▶ _Given problem_
Of the lines in the entries below, state how many hold the word "安全第一". Say nothing else.

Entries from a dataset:
########

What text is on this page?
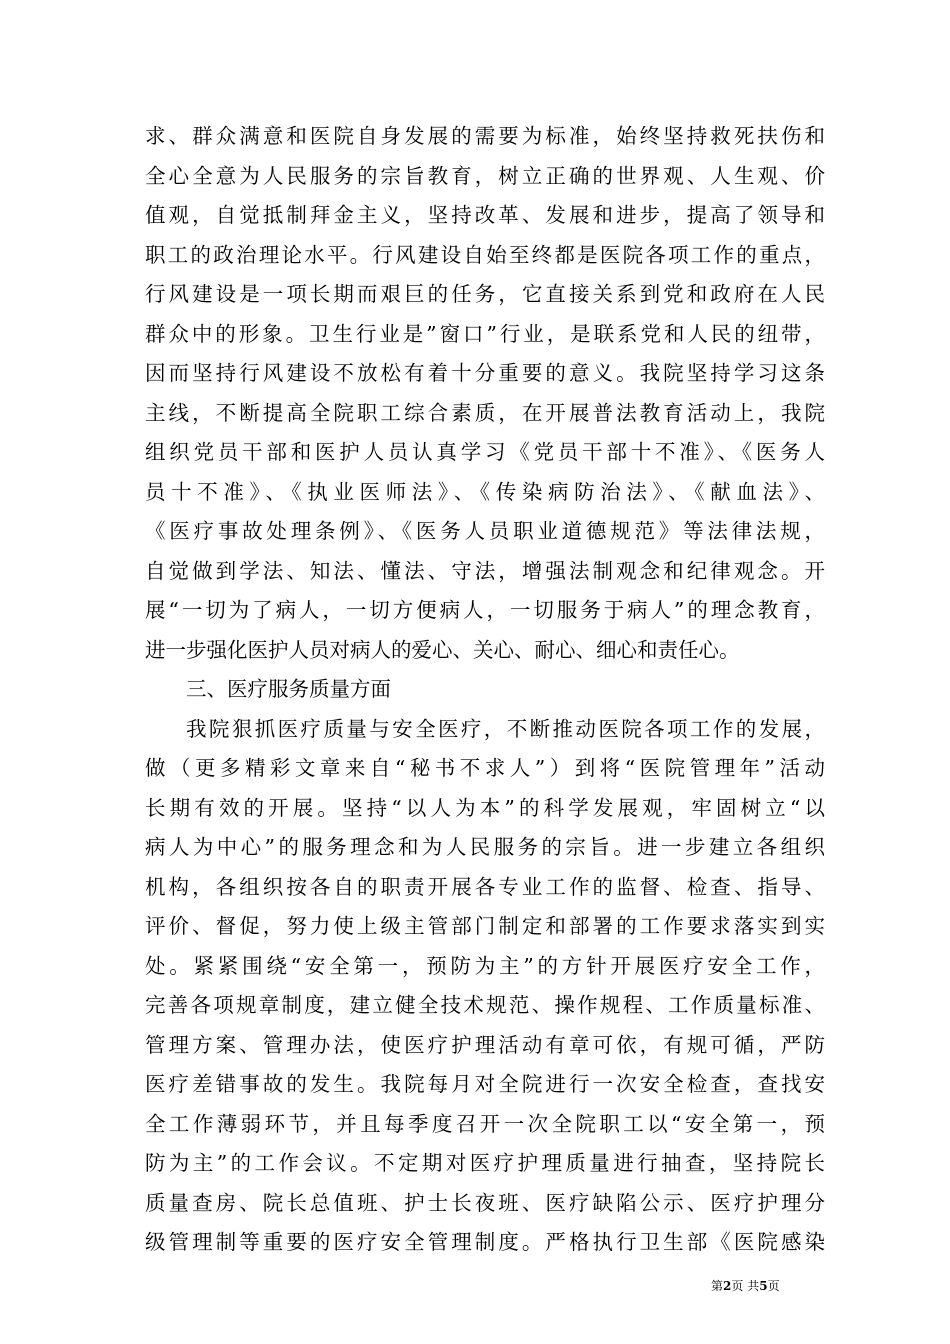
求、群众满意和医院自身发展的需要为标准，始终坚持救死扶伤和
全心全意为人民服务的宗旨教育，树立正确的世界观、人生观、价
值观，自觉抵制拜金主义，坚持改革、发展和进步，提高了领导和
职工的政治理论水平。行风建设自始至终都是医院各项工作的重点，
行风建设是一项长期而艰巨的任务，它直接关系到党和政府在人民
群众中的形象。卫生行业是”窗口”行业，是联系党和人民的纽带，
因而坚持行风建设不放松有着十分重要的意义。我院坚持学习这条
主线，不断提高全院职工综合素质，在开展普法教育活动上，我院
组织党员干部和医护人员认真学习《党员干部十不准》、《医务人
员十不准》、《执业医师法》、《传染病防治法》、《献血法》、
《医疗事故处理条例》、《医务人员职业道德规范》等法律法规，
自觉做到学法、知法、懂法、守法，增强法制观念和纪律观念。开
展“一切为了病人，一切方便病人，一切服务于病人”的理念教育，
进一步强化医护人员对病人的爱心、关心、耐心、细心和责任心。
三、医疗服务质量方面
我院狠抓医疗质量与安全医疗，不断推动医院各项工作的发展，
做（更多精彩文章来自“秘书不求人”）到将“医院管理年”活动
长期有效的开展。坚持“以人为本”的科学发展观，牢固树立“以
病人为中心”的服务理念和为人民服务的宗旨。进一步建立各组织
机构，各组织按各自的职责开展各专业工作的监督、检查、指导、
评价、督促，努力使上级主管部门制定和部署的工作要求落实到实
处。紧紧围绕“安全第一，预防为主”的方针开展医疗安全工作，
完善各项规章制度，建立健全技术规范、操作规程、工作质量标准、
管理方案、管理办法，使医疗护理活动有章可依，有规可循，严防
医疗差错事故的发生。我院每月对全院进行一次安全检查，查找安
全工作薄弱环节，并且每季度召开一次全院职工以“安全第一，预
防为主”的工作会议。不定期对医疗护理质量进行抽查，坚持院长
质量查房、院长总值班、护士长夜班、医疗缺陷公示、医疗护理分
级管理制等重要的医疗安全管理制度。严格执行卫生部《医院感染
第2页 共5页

########

▶ _Task response_
2